| The exercise |
Look through the data below. Show each line where the string "text" occurs.

| Input rows |

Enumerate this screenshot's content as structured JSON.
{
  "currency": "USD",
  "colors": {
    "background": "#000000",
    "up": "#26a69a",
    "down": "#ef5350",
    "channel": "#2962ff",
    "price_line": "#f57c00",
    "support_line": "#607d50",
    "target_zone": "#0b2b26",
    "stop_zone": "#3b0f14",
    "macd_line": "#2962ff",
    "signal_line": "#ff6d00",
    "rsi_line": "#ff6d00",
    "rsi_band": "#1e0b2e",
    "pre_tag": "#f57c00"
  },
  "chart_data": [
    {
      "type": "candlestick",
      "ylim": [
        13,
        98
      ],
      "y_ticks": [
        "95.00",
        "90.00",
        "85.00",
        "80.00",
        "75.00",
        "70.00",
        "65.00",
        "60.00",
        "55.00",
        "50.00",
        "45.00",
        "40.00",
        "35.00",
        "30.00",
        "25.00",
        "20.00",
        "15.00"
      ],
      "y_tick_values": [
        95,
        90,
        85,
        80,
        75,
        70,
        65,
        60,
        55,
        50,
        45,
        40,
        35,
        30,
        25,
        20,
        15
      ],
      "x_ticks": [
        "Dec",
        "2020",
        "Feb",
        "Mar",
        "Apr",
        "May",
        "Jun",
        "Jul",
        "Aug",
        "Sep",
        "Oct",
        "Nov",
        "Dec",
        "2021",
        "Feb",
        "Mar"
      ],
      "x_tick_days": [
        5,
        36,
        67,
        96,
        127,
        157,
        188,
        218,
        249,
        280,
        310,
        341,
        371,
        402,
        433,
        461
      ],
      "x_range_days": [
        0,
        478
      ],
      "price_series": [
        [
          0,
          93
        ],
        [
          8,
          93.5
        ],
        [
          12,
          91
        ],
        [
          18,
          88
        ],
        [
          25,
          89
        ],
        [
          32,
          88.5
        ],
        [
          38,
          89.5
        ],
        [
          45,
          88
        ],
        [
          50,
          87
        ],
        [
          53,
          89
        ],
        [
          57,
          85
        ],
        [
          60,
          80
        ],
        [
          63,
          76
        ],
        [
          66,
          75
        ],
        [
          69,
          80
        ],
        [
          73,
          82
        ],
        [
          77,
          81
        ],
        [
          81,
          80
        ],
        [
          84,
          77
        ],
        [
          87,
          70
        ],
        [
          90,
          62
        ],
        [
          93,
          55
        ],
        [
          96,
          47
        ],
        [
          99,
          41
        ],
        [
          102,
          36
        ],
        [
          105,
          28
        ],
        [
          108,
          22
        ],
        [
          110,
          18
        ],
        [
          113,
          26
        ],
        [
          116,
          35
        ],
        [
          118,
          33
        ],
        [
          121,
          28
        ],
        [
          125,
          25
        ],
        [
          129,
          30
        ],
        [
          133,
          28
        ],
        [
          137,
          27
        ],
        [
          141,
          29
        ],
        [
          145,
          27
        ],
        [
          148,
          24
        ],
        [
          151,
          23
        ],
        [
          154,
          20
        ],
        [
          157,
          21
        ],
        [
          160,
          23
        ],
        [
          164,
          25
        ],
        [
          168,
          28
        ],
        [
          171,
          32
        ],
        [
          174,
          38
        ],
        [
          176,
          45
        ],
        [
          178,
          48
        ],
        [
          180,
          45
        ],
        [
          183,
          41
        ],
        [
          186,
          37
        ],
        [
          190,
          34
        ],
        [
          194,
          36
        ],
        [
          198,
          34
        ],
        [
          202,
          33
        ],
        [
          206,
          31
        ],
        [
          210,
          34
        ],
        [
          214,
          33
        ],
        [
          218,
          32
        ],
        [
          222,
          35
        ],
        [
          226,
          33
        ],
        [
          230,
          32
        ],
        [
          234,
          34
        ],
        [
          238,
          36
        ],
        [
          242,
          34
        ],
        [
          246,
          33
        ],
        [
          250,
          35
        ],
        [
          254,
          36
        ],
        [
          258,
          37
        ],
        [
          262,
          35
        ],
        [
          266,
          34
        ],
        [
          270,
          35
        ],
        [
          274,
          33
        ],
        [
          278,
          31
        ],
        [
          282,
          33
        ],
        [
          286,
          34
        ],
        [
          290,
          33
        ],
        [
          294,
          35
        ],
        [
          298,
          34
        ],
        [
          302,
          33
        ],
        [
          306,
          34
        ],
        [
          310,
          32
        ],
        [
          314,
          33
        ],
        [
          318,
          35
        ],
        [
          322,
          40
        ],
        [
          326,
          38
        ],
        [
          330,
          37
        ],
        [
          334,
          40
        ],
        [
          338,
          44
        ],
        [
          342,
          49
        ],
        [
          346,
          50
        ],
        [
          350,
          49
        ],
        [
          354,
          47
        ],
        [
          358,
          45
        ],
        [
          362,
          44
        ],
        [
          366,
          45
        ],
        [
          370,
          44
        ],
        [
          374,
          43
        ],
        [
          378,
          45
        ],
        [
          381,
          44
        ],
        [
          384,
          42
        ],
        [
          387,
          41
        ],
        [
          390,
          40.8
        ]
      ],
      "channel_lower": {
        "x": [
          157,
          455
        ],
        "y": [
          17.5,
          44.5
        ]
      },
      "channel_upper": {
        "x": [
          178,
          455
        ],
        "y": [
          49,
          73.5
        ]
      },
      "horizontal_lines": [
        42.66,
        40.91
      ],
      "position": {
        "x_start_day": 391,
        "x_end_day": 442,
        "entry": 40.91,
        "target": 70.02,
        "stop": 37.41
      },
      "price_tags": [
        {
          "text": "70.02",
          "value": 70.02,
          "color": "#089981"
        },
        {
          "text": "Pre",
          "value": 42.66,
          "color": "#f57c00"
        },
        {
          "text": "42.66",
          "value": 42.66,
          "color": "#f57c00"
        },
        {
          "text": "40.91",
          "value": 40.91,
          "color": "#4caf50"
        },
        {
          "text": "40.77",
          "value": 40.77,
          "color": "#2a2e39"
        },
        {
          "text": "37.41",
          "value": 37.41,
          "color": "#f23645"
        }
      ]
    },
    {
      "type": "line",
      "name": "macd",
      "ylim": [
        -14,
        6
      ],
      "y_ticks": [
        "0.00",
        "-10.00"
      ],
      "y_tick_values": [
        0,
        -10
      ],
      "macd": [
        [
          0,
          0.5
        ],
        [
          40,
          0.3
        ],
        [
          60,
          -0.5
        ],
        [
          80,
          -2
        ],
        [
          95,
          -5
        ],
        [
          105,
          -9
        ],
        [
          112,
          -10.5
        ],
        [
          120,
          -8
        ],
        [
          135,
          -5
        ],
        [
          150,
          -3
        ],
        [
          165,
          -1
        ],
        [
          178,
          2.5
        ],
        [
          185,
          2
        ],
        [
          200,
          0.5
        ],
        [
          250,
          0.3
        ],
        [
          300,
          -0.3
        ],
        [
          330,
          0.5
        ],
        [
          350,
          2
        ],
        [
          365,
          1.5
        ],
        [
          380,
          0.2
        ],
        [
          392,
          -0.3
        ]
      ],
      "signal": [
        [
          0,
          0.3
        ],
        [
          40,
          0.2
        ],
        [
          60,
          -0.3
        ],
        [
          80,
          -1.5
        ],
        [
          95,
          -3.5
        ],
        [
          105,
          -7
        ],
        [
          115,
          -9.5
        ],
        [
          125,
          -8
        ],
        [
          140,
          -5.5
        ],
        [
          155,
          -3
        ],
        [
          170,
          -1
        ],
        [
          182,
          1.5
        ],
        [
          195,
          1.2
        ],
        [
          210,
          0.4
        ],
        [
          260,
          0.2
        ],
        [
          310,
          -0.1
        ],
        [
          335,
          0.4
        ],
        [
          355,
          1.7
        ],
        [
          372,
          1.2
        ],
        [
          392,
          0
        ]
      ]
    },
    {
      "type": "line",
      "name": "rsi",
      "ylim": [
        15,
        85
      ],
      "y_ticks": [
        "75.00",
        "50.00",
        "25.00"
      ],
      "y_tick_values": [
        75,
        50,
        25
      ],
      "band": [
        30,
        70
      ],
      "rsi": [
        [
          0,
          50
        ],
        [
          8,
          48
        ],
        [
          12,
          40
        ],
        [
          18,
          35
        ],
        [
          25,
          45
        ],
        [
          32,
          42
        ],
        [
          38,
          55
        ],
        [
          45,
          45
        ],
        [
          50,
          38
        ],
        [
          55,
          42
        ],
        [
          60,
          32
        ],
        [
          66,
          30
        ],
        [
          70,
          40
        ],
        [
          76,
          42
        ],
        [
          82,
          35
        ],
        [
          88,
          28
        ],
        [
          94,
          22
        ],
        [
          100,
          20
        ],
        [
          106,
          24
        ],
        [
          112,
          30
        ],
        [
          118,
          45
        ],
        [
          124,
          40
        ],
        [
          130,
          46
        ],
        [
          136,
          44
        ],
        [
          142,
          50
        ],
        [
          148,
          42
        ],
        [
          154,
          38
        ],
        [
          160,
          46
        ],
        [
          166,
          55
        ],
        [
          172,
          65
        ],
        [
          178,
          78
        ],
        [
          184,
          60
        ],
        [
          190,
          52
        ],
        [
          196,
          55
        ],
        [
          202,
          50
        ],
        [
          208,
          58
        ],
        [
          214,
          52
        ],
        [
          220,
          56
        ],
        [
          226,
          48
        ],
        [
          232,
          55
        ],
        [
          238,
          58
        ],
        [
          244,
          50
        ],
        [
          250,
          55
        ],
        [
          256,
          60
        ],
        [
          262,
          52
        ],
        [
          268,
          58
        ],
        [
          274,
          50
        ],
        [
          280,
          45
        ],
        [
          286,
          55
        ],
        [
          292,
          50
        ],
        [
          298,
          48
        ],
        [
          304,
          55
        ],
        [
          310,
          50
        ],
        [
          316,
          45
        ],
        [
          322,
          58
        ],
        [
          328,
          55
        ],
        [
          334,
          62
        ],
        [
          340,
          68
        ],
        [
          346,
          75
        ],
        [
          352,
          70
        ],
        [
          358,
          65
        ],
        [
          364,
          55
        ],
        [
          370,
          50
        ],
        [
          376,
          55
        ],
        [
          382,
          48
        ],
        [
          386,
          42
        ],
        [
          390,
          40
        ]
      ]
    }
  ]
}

| Solution |
          "text": "70.02",
          "text": "Pre",
          "text": "42.66",
          "text": "40.91",
          "text": "40.77",
          "text": "37.41",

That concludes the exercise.